(WHAT TO PRODUCE):
Where a line of the data holds the word "terpenoid", copy that line.

(EXERCISE MATERIALS):
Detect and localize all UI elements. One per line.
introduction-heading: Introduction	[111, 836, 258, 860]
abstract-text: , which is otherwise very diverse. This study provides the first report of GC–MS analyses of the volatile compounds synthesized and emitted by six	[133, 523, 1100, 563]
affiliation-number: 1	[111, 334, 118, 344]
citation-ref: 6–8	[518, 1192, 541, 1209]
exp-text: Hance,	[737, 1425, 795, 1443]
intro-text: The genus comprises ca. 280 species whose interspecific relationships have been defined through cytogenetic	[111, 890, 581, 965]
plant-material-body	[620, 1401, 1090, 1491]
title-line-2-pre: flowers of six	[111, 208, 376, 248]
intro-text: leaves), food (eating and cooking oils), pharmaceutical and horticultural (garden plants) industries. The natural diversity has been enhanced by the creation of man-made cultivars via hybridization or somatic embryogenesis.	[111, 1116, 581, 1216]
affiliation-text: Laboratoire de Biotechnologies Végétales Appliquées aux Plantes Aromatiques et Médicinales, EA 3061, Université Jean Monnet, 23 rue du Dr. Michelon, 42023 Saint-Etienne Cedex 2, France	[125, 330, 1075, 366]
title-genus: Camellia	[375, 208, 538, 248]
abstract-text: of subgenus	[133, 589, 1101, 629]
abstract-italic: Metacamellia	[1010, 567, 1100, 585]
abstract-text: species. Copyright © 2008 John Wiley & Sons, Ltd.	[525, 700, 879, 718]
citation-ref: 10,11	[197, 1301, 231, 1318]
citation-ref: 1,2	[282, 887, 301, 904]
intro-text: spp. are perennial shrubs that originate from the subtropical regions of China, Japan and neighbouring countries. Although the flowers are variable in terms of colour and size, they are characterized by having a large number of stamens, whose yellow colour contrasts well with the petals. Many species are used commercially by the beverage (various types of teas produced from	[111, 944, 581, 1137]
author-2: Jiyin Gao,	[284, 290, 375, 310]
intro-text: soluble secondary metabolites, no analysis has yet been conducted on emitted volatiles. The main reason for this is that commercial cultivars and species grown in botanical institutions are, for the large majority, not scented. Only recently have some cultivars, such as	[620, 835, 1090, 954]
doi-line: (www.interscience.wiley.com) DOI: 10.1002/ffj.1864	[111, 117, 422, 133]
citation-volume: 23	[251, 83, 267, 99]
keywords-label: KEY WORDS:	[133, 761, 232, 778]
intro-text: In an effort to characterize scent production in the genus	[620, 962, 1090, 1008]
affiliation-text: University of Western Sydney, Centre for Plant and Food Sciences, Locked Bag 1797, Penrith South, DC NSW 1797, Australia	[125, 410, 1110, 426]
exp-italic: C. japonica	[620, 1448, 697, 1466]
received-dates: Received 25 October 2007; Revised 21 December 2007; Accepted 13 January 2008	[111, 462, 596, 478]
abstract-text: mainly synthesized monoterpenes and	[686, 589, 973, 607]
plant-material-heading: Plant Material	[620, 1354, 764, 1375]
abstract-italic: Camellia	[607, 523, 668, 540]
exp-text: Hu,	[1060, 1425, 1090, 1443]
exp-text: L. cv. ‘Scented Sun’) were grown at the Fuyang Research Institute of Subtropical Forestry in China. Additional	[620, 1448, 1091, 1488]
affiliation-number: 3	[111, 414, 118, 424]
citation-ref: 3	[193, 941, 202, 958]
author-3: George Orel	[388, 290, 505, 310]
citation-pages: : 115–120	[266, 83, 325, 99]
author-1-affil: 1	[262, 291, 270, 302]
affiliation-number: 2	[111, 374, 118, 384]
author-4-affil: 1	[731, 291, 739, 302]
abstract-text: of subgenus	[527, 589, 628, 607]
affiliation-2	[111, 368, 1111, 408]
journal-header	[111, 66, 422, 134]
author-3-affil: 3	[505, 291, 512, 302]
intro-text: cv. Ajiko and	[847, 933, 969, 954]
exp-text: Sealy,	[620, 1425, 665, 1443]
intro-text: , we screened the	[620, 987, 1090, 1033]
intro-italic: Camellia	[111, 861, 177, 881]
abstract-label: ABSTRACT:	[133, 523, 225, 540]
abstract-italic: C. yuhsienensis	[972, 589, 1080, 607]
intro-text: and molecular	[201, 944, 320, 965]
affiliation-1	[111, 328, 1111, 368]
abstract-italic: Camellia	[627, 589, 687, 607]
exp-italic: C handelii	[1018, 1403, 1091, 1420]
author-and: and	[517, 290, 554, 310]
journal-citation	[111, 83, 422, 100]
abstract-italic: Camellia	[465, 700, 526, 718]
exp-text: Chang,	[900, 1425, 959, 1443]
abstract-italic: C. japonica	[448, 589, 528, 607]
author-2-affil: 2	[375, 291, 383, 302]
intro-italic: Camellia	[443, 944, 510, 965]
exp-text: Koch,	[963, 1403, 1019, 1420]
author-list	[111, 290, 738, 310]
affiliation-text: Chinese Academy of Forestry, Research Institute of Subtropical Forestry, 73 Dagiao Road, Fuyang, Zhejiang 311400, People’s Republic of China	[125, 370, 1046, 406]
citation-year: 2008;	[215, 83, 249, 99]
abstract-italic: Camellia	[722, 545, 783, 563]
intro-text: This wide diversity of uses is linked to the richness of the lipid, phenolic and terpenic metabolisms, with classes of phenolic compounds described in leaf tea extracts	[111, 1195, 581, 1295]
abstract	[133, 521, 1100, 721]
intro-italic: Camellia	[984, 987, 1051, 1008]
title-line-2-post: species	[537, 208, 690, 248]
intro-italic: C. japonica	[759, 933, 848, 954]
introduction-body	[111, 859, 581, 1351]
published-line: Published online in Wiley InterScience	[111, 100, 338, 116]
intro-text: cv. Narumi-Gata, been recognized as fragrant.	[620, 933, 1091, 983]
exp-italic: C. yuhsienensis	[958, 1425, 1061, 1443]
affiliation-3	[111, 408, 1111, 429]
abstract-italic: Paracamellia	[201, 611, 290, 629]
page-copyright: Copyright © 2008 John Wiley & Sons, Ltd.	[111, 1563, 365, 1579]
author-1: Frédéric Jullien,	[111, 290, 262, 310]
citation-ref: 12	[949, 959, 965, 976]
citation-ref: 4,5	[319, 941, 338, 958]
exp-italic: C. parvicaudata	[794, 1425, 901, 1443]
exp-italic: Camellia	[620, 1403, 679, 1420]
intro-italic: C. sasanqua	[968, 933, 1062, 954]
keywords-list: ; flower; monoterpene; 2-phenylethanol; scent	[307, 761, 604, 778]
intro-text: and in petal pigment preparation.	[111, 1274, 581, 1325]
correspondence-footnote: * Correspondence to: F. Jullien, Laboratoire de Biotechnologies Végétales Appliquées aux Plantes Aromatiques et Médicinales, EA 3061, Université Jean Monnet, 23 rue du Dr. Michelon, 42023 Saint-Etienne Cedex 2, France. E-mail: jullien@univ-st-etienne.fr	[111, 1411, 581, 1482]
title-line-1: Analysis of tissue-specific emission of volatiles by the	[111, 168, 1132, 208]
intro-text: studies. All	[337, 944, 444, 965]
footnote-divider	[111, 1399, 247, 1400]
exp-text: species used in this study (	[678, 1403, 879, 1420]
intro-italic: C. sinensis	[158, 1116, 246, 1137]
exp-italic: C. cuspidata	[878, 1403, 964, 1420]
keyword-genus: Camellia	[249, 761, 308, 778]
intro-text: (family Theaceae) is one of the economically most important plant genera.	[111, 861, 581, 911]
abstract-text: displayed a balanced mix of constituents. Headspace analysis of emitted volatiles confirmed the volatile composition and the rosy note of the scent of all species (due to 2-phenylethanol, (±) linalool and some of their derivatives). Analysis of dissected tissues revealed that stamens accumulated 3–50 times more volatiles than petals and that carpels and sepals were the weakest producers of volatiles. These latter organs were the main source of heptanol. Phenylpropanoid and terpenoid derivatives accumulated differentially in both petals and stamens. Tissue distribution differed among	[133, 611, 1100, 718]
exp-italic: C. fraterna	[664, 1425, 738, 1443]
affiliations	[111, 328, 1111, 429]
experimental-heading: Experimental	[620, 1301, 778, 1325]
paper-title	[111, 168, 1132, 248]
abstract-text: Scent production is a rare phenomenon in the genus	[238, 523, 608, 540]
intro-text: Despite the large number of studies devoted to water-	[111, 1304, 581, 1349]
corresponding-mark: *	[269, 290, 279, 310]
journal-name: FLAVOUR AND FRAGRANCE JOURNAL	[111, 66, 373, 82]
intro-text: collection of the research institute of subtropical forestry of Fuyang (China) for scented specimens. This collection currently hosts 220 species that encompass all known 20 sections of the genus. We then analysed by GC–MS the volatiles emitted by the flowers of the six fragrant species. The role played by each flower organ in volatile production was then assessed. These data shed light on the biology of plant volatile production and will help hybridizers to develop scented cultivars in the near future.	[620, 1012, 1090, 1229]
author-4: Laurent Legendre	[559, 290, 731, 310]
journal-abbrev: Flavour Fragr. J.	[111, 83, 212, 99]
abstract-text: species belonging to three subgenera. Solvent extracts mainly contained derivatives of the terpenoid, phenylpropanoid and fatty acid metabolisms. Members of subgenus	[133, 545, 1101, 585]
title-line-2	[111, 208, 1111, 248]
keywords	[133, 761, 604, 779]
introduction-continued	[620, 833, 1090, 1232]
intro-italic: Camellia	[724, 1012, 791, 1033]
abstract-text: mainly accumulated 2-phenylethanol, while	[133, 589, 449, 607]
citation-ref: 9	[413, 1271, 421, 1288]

(TASK OUTPUT):
abstract-text: displayed a balanced mix of constituents. Headspace analysis of emitted volatiles confirmed the volatile composition and the rosy note of the scent of all species (due to 2-phenylethanol, (±) linalool and some of their derivatives). Analysis of dissected tissues revealed that stamens accumulated 3–50 times more volatiles than petals and that carpels and sepals were the weakest producers of volatiles. These latter organs were the main source of heptanol. Phenylpropanoid and terpenoid derivatives accumulated differentially in both petals and stamens. Tissue distribution differed among	[133, 611, 1100, 718]
abstract-text: species belonging to three subgenera. Solvent extracts mainly contained derivatives of the terpenoid, phenylpropanoid and fatty acid metabolisms. Members of subgenus	[133, 545, 1101, 585]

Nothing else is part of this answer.